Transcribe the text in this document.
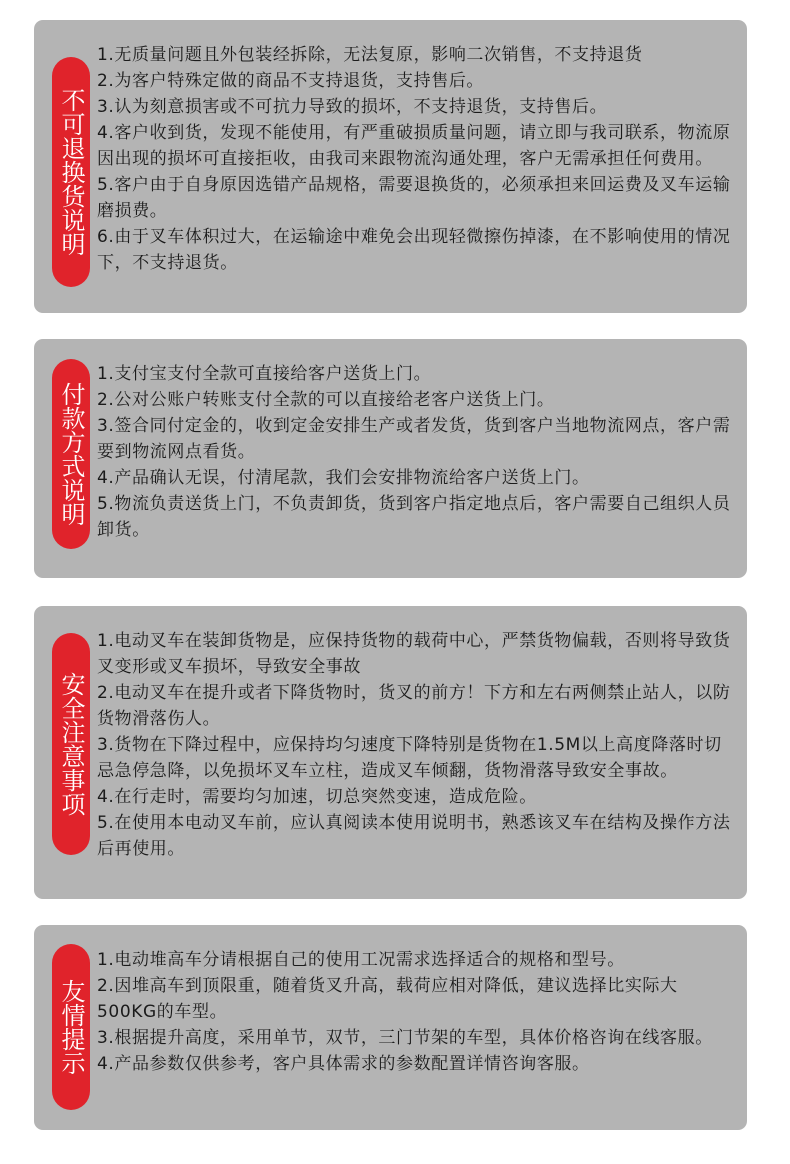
不可退换货说明
1.无质量问题且外包装经拆除，无法复原，影响二次销售，不支持退货
2.为客户特殊定做的商品不支持退货，支持售后。
3.认为刻意损害或不可抗力导致的损坏，不支持退货，支持售后。
4.客户收到货，发现不能使用，有严重破损质量问题，请立即与我司联系，物流原因出现的损坏可直接拒收，由我司来跟物流沟通处理，客户无需承担任何费用。
5.客户由于自身原因选错产品规格，需要退换货的，必须承担来回运费及叉车运输磨损费。
6.由于叉车体积过大，在运输途中难免会出现轻微擦伤掉漆，在不影响使用的情况下，不支持退货。
付款方式说明
1.支付宝支付全款可直接给客户送货上门。
2.公对公账户转账支付全款的可以直接给老客户送货上门。
3.签合同付定金的，收到定金安排生产或者发货，货到客户当地物流网点，客户需要到物流网点看货。
4.产品确认无误，付清尾款，我们会安排物流给客户送货上门。
5.物流负责送货上门，不负责卸货，货到客户指定地点后，客户需要自己组织人员卸货。
安全注意事项
1.电动叉车在装卸货物是，应保持货物的载荷中心，严禁货物偏载，否则将导致货叉变形或叉车损坏，导致安全事故
2.电动叉车在提升或者下降货物时，货叉的前方！下方和左右两侧禁止站人，以防货物滑落伤人。
3.货物在下降过程中，应保持均匀速度下降特别是货物在1.5M以上高度降落时切忌急停急降，以免损坏叉车立柱，造成叉车倾翻，货物滑落导致安全事故。
4.在行走时，需要均匀加速，切总突然变速，造成危险。
5.在使用本电动叉车前，应认真阅读本使用说明书，熟悉该叉车在结构及操作方法后再使用。
友情提示
1.电动堆高车分请根据自己的使用工况需求选择适合的规格和型号。
2.因堆高车到顶限重，随着货叉升高，载荷应相对降低，建议选择比实际大500KG的车型。
3.根据提升高度，采用单节，双节，三门节架的车型，具体价格咨询在线客服。
4.产品参数仅供参考，客户具体需求的参数配置详情咨询客服。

......

Your task is to transcribe all of the records precisely, with no images included.

Transcribe the text in this document.
不可退换货说明
1.无质量问题且外包装经拆除，无法复原，影响二次销售，不支持退货
2.为客户特殊定做的商品不支持退货，支持售后。
3.认为刻意损害或不可抗力导致的损坏，不支持退货，支持售后。
4.客户收到货，发现不能使用，有严重破损质量问题，请立即与我司联系，物流原因出现的损坏可直接拒收，由我司来跟物流沟通处理，客户无需承担任何费用。
5.客户由于自身原因选错产品规格，需要退换货的，必须承担来回运费及叉车运输磨损费。
6.由于叉车体积过大，在运输途中难免会出现轻微擦伤掉漆，在不影响使用的情况下，不支持退货。
付款方式说明
1.支付宝支付全款可直接给客户送货上门。
2.公对公账户转账支付全款的可以直接给老客户送货上门。
3.签合同付定金的，收到定金安排生产或者发货，货到客户当地物流网点，客户需要到物流网点看货。
4.产品确认无误，付清尾款，我们会安排物流给客户送货上门。
5.物流负责送货上门，不负责卸货，货到客户指定地点后，客户需要自己组织人员卸货。
安全注意事项
1.电动叉车在装卸货物是，应保持货物的载荷中心，严禁货物偏载，否则将导致货叉变形或叉车损坏，导致安全事故
2.电动叉车在提升或者下降货物时，货叉的前方！下方和左右两侧禁止站人，以防货物滑落伤人。
3.货物在下降过程中，应保持均匀速度下降特别是货物在1.5M以上高度降落时切忌急停急降，以免损坏叉车立柱，造成叉车倾翻，货物滑落导致安全事故。
4.在行走时，需要均匀加速，切总突然变速，造成危险。
5.在使用本电动叉车前，应认真阅读本使用说明书，熟悉该叉车在结构及操作方法后再使用。
友情提示
1.电动堆高车分请根据自己的使用工况需求选择适合的规格和型号。
2.因堆高车到顶限重，随着货叉升高，载荷应相对降低，建议选择比实际大500KG的车型。
3.根据提升高度，采用单节，双节，三门节架的车型，具体价格咨询在线客服。
4.产品参数仅供参考，客户具体需求的参数配置详情咨询客服。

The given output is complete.